## GOAL
Among the entries below, find how many lines carry the word "PRESSURE" and state only that figure.

## Data extracted from a collection
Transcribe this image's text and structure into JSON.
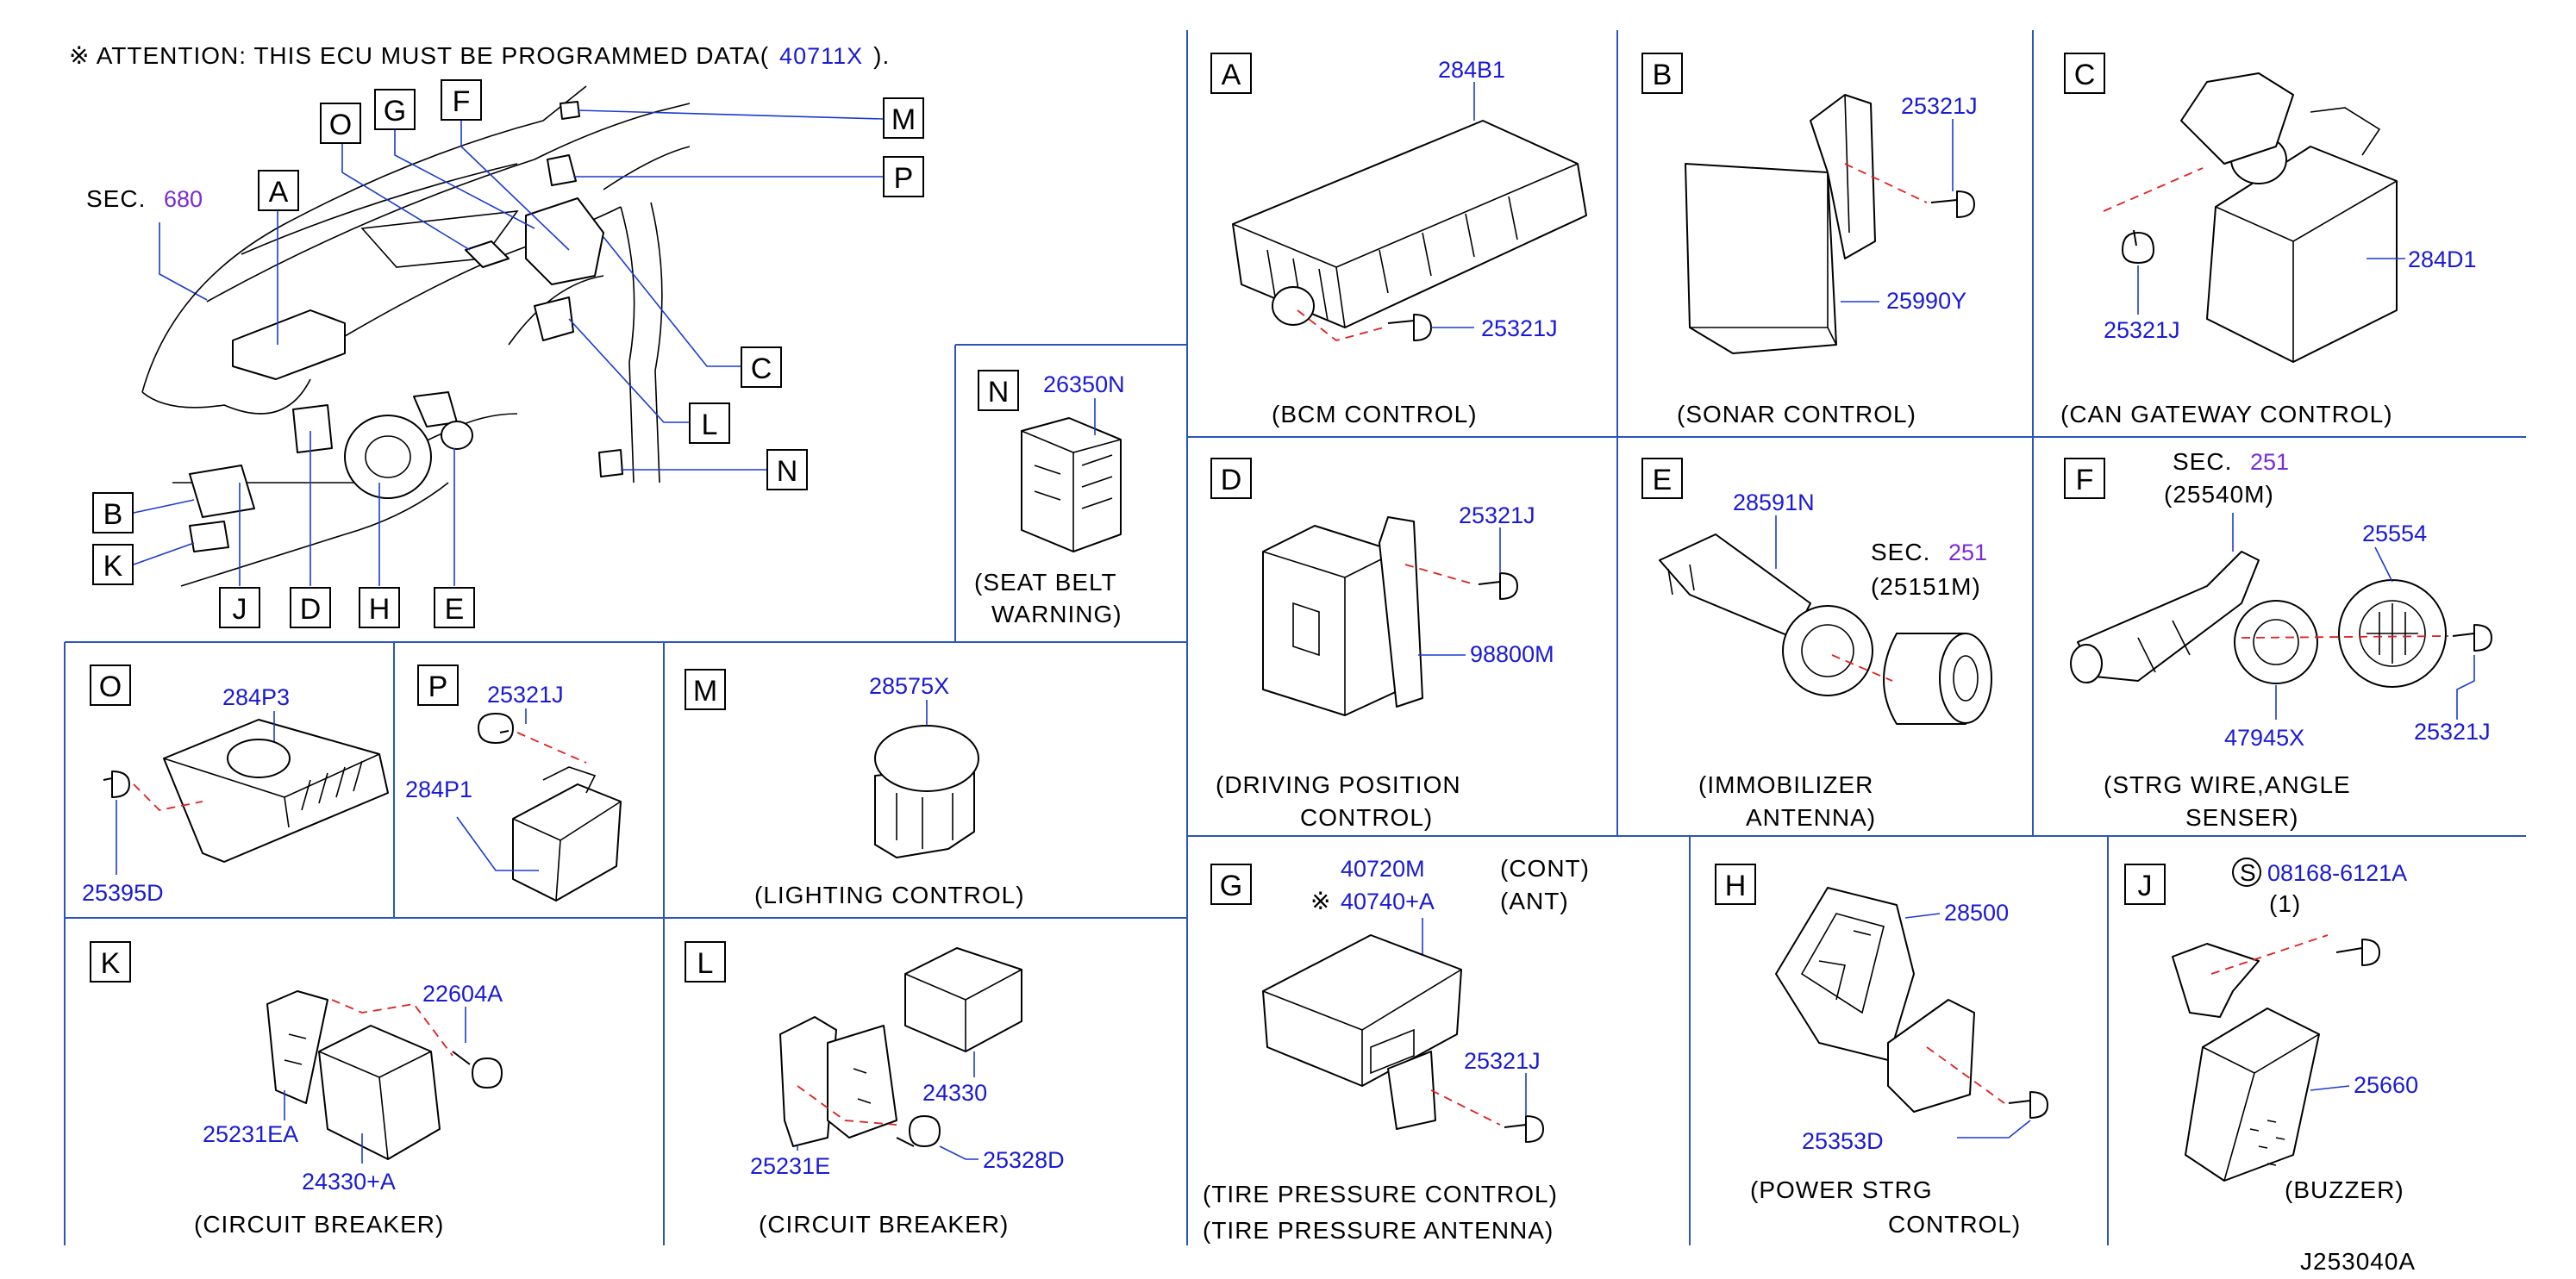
{
  "header": {
    "note": "※ ATTENTION:  THIS  ECU  MUST  BE        PROGRAMMED  DATA(",
    "note_part": "40711X",
    "note_close": ")."
  },
  "overview": {
    "sec_label": "SEC.",
    "sec_num": "680",
    "letters": [
      "A",
      "B",
      "C",
      "D",
      "E",
      "F",
      "G",
      "H",
      "J",
      "K",
      "L",
      "M",
      "N",
      "O",
      "P"
    ]
  },
  "panels": [
    {
      "letter": "A",
      "caption1": "(BCM   CONTROL)",
      "caption2": "",
      "parts": [
        "284B1",
        "25321J"
      ]
    },
    {
      "letter": "B",
      "caption1": "(SONAR   CONTROL)",
      "caption2": "",
      "parts": [
        "25321J",
        "25990Y"
      ]
    },
    {
      "letter": "C",
      "caption1": "(CAN   GATEWAY   CONTROL)",
      "caption2": "",
      "parts": [
        "284D1",
        "25321J"
      ]
    },
    {
      "letter": "N",
      "caption1": "(SEAT   BELT",
      "caption2": "WARNING)",
      "parts": [
        "26350N"
      ]
    },
    {
      "letter": "D",
      "caption1": "(DRIVING   POSITION",
      "caption2": "CONTROL)",
      "parts": [
        "25321J",
        "98800M"
      ]
    },
    {
      "letter": "E",
      "caption1": "(IMMOBILIZER",
      "caption2": "ANTENNA)",
      "parts": [
        "28591N"
      ],
      "sec_label": "SEC.",
      "sec_num": "251",
      "sec_sub": "(25151M)"
    },
    {
      "letter": "F",
      "caption1": "(STRG   WIRE,ANGLE",
      "caption2": "SENSER)",
      "parts": [
        "25554",
        "47945X",
        "25321J"
      ],
      "sec_label": "SEC.",
      "sec_num": "251",
      "sec_sub": "(25540M)"
    },
    {
      "letter": "O",
      "caption1": "",
      "caption2": "",
      "parts": [
        "284P3",
        "25395D"
      ]
    },
    {
      "letter": "P",
      "caption1": "",
      "caption2": "",
      "parts": [
        "25321J",
        "284P1"
      ]
    },
    {
      "letter": "M",
      "caption1": "(LIGHTING   CONTROL)",
      "caption2": "",
      "parts": [
        "28575X"
      ]
    },
    {
      "letter": "G",
      "caption1": "(TIRE   PRESSURE   CONTROL)",
      "caption2": "(TIRE   PRESSURE   ANTENNA)",
      "parts": [
        "40720M",
        "40740+A",
        "25321J"
      ],
      "notes": [
        "(CONT)",
        "(ANT)"
      ],
      "mark": "※"
    },
    {
      "letter": "H",
      "caption1": "(POWER   STRG",
      "caption2": "CONTROL)",
      "parts": [
        "28500",
        "25353D"
      ]
    },
    {
      "letter": "J",
      "caption1": "(BUZZER)",
      "caption2": "",
      "parts": [
        "08168-6121A",
        "25660"
      ],
      "qty": "(1)",
      "mark": "S"
    },
    {
      "letter": "K",
      "caption1": "(CIRCUIT   BREAKER)",
      "caption2": "",
      "parts": [
        "22604A",
        "25231EA",
        "24330+A"
      ]
    },
    {
      "letter": "L",
      "caption1": "(CIRCUIT   BREAKER)",
      "caption2": "",
      "parts": [
        "24330",
        "25231E",
        "25328D"
      ]
    }
  ],
  "footer": {
    "code": "J253040A"
  },
  "colors": {
    "part_number": "#1a1ad6",
    "section_ref": "#7a2ad8",
    "grid": "#2b55b8",
    "leader": "#1a3bd0",
    "dashed_link": "#e02020"
  }
}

## WORKED ANSWER
2